Extracted entries
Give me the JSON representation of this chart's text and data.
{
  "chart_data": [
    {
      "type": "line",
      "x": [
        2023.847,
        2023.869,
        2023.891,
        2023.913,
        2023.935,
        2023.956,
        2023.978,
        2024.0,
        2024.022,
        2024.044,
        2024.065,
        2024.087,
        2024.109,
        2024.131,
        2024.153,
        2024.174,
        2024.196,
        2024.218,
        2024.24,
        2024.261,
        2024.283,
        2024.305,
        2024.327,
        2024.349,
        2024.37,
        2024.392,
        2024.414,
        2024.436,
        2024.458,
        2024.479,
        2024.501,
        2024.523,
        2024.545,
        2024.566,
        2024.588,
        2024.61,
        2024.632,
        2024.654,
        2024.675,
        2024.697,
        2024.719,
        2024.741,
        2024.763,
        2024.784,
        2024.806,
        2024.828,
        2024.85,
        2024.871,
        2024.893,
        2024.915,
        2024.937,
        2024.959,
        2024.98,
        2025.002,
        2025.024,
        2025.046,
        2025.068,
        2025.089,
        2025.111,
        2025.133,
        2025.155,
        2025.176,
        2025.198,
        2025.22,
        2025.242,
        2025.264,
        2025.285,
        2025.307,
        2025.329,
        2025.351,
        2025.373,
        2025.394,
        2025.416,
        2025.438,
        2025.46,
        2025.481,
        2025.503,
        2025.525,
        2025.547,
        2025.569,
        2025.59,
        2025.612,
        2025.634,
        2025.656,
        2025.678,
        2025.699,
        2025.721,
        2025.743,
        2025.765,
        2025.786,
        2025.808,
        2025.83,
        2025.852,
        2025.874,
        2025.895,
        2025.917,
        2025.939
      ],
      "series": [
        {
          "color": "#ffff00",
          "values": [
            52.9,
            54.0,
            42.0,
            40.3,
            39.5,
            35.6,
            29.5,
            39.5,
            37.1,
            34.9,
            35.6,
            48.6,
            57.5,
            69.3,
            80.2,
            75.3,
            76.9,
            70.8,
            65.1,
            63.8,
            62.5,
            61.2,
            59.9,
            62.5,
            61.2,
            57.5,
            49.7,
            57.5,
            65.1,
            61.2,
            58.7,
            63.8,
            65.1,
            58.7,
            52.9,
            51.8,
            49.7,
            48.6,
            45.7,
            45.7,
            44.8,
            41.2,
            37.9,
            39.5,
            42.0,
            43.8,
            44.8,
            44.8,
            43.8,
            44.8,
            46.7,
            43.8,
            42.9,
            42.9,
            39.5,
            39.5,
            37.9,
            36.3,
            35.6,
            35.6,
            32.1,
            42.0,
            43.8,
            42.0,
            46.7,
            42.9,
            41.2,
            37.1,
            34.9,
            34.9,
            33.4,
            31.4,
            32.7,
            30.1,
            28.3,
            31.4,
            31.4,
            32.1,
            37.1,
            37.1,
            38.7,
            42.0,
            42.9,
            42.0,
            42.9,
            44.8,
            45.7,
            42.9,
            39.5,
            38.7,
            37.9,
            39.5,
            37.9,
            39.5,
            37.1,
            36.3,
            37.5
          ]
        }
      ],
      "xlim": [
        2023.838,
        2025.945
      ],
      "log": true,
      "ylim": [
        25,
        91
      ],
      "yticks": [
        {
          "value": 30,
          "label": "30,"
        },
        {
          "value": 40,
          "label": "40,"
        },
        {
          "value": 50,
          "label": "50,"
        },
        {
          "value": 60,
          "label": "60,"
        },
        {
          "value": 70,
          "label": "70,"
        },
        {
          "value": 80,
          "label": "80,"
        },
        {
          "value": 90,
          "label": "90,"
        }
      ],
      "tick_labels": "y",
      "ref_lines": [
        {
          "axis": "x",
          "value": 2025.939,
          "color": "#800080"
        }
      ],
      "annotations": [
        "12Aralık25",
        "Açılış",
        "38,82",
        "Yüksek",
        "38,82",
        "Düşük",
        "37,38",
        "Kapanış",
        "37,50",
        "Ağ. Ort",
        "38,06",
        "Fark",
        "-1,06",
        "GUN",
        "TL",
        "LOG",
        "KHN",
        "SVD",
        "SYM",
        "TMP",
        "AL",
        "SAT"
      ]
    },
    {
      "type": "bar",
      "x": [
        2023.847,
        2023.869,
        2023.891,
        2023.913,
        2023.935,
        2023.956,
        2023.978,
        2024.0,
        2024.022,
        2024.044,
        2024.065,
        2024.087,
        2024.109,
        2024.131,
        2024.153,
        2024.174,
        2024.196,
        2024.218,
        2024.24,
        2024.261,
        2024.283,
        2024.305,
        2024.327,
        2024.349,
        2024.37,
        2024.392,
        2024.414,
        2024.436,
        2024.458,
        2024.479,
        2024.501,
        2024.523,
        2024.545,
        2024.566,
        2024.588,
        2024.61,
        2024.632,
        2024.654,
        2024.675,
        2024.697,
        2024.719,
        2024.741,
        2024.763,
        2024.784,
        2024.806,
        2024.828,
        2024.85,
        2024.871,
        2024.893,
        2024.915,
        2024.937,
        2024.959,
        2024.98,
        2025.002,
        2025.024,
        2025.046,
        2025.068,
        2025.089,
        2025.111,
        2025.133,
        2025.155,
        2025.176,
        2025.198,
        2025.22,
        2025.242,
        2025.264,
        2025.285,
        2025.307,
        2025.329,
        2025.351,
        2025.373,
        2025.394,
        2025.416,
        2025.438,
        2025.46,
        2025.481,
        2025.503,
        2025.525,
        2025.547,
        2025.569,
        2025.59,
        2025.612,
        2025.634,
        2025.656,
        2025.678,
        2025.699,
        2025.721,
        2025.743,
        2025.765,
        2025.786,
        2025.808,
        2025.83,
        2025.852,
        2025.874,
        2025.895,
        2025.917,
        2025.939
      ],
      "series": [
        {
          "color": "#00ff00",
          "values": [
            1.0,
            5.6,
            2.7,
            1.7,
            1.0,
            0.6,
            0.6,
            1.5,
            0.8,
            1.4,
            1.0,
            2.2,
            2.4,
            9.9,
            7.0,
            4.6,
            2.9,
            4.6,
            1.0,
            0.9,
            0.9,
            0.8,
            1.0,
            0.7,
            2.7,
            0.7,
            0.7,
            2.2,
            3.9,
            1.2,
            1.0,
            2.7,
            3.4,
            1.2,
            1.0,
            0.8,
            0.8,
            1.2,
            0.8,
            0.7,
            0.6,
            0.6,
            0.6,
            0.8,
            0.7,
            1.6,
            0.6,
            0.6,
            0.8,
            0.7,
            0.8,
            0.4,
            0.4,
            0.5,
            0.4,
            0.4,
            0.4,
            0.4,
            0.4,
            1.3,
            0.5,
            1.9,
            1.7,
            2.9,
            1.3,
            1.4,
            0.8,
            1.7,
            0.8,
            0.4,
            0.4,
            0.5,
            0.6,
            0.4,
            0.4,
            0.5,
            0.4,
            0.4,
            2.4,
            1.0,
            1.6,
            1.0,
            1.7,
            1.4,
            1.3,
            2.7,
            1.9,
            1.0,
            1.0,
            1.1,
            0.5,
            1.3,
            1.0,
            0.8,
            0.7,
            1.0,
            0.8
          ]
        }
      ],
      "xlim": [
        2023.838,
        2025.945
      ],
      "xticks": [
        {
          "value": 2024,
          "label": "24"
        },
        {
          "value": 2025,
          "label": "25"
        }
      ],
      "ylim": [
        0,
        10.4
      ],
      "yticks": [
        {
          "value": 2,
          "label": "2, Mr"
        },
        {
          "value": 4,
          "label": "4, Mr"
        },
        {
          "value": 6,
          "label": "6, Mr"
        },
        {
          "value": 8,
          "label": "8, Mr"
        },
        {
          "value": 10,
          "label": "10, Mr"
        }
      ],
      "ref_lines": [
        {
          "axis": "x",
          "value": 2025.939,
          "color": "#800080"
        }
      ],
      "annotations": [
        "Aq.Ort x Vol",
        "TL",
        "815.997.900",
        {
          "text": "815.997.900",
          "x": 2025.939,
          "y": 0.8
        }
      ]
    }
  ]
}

Your goal
Tally every line of the data that holds the word "color" and write the count alone.

Correct output
4